# [DATA ENTRIES]
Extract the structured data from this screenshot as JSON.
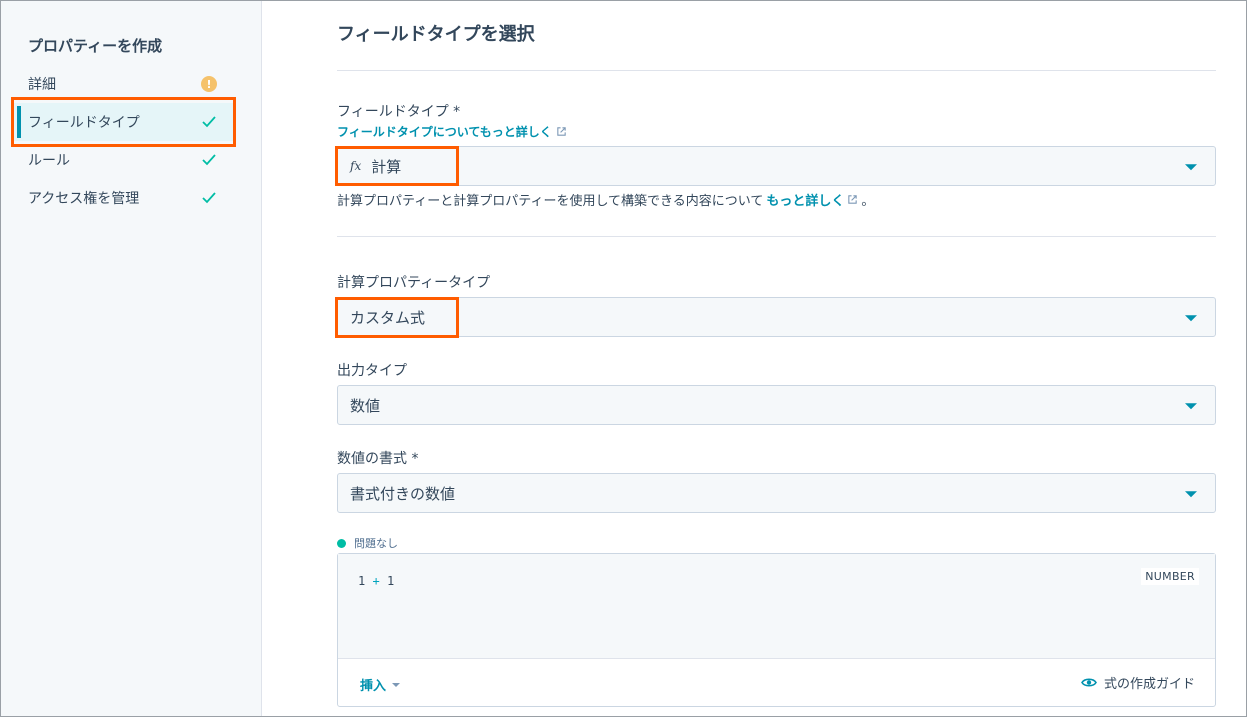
{
  "sidebar": {
    "title": "プロパティーを作成",
    "items": [
      {
        "label": "詳細",
        "status": "warning",
        "status_symbol": "!"
      },
      {
        "label": "フィールドタイプ",
        "status": "done",
        "active": true
      },
      {
        "label": "ルール",
        "status": "done"
      },
      {
        "label": "アクセス権を管理",
        "status": "done"
      }
    ]
  },
  "main": {
    "title": "フィールドタイプを選択",
    "field_type": {
      "label": "フィールドタイプ *",
      "link": "フィールドタイプについてもっと詳しく",
      "icon": "fx",
      "value": "計算",
      "help_text": "計算プロパティーと計算プロパティーを使用して構築できる内容について",
      "help_link": "もっと詳しく",
      "help_suffix": "。"
    },
    "calc_type": {
      "label": "計算プロパティータイプ",
      "value": "カスタム式"
    },
    "output_type": {
      "label": "出力タイプ",
      "value": "数値"
    },
    "number_format": {
      "label": "数値の書式 *",
      "value": "書式付きの数値"
    },
    "editor": {
      "status": "問題なし",
      "code_left": "1",
      "code_op": "+",
      "code_right": "1",
      "type_badge": "NUMBER",
      "insert_label": "挿入",
      "guide_label": "式の作成ガイド"
    }
  },
  "colors": {
    "accent": "#0091ae",
    "highlight": "#ff5c00",
    "success": "#00bda5",
    "warning": "#f5c26b"
  }
}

# [AIM OF THE TASK]
Could you repeat all of the material exactly? Pictures should not be copied.

# [COMPLETED EXERCISE]
Extract the structured data from this screenshot as JSON.
{
  "sidebar": {
    "title": "プロパティーを作成",
    "items": [
      {
        "label": "詳細",
        "status": "warning",
        "status_symbol": "!"
      },
      {
        "label": "フィールドタイプ",
        "status": "done",
        "active": true
      },
      {
        "label": "ルール",
        "status": "done"
      },
      {
        "label": "アクセス権を管理",
        "status": "done"
      }
    ]
  },
  "main": {
    "title": "フィールドタイプを選択",
    "field_type": {
      "label": "フィールドタイプ *",
      "link": "フィールドタイプについてもっと詳しく",
      "icon": "fx",
      "value": "計算",
      "help_text": "計算プロパティーと計算プロパティーを使用して構築できる内容について",
      "help_link": "もっと詳しく",
      "help_suffix": "。"
    },
    "calc_type": {
      "label": "計算プロパティータイプ",
      "value": "カスタム式"
    },
    "output_type": {
      "label": "出力タイプ",
      "value": "数値"
    },
    "number_format": {
      "label": "数値の書式 *",
      "value": "書式付きの数値"
    },
    "editor": {
      "status": "問題なし",
      "code_left": "1",
      "code_op": "+",
      "code_right": "1",
      "type_badge": "NUMBER",
      "insert_label": "挿入",
      "guide_label": "式の作成ガイド"
    }
  },
  "colors": {
    "accent": "#0091ae",
    "highlight": "#ff5c00",
    "success": "#00bda5",
    "warning": "#f5c26b"
  }
}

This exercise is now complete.